*The request*: Quote every entry word for word.

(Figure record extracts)
#####

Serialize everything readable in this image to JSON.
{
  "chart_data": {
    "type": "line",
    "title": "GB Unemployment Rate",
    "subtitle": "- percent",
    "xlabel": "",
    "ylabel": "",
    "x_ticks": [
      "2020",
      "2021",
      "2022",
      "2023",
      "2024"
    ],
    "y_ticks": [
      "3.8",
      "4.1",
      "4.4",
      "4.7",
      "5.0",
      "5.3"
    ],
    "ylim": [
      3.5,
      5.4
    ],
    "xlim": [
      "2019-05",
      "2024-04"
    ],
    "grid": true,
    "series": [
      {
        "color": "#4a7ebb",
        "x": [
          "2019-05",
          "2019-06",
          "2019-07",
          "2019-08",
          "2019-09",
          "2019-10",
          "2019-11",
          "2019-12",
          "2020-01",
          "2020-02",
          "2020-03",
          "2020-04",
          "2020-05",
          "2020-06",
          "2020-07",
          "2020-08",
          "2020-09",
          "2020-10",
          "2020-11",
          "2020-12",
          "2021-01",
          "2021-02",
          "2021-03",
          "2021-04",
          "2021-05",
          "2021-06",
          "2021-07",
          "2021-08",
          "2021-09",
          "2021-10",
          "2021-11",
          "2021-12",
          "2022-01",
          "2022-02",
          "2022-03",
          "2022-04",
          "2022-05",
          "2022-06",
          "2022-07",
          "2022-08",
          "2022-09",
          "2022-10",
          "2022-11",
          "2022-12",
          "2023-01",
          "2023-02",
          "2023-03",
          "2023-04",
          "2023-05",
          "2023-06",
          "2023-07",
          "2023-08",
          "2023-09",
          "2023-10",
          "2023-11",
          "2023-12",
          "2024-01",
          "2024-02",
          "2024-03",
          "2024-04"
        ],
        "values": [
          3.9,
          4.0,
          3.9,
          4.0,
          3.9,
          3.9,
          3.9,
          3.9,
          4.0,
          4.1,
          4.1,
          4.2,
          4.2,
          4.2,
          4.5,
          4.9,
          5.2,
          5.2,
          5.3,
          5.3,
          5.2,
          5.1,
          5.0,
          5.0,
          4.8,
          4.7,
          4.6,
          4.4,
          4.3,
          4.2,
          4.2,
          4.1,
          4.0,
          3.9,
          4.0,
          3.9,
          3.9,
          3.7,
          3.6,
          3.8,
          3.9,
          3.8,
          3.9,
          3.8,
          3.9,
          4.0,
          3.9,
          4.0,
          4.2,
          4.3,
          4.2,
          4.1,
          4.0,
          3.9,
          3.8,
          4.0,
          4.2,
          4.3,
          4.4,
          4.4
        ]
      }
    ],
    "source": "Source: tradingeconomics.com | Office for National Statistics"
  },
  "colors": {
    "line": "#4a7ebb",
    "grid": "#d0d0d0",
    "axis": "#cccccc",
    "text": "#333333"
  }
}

#####

*Correct output*:
Serialize everything readable in this image to JSON.
{
  "chart_data": {
    "type": "line",
    "title": "GB Unemployment Rate",
    "subtitle": "- percent",
    "xlabel": "",
    "ylabel": "",
    "x_ticks": [
      "2020",
      "2021",
      "2022",
      "2023",
      "2024"
    ],
    "y_ticks": [
      "3.8",
      "4.1",
      "4.4",
      "4.7",
      "5.0",
      "5.3"
    ],
    "ylim": [
      3.5,
      5.4
    ],
    "xlim": [
      "2019-05",
      "2024-04"
    ],
    "grid": true,
    "series": [
      {
        "color": "#4a7ebb",
        "x": [
          "2019-05",
          "2019-06",
          "2019-07",
          "2019-08",
          "2019-09",
          "2019-10",
          "2019-11",
          "2019-12",
          "2020-01",
          "2020-02",
          "2020-03",
          "2020-04",
          "2020-05",
          "2020-06",
          "2020-07",
          "2020-08",
          "2020-09",
          "2020-10",
          "2020-11",
          "2020-12",
          "2021-01",
          "2021-02",
          "2021-03",
          "2021-04",
          "2021-05",
          "2021-06",
          "2021-07",
          "2021-08",
          "2021-09",
          "2021-10",
          "2021-11",
          "2021-12",
          "2022-01",
          "2022-02",
          "2022-03",
          "2022-04",
          "2022-05",
          "2022-06",
          "2022-07",
          "2022-08",
          "2022-09",
          "2022-10",
          "2022-11",
          "2022-12",
          "2023-01",
          "2023-02",
          "2023-03",
          "2023-04",
          "2023-05",
          "2023-06",
          "2023-07",
          "2023-08",
          "2023-09",
          "2023-10",
          "2023-11",
          "2023-12",
          "2024-01",
          "2024-02",
          "2024-03",
          "2024-04"
        ],
        "values": [
          3.9,
          4.0,
          3.9,
          4.0,
          3.9,
          3.9,
          3.9,
          3.9,
          4.0,
          4.1,
          4.1,
          4.2,
          4.2,
          4.2,
          4.5,
          4.9,
          5.2,
          5.2,
          5.3,
          5.3,
          5.2,
          5.1,
          5.0,
          5.0,
          4.8,
          4.7,
          4.6,
          4.4,
          4.3,
          4.2,
          4.2,
          4.1,
          4.0,
          3.9,
          4.0,
          3.9,
          3.9,
          3.7,
          3.6,
          3.8,
          3.9,
          3.8,
          3.9,
          3.8,
          3.9,
          4.0,
          3.9,
          4.0,
          4.2,
          4.3,
          4.2,
          4.1,
          4.0,
          3.9,
          3.8,
          4.0,
          4.2,
          4.3,
          4.4,
          4.4
        ]
      }
    ],
    "source": "Source: tradingeconomics.com | Office for National Statistics"
  },
  "colors": {
    "line": "#4a7ebb",
    "grid": "#d0d0d0",
    "axis": "#cccccc",
    "text": "#333333"
  }
}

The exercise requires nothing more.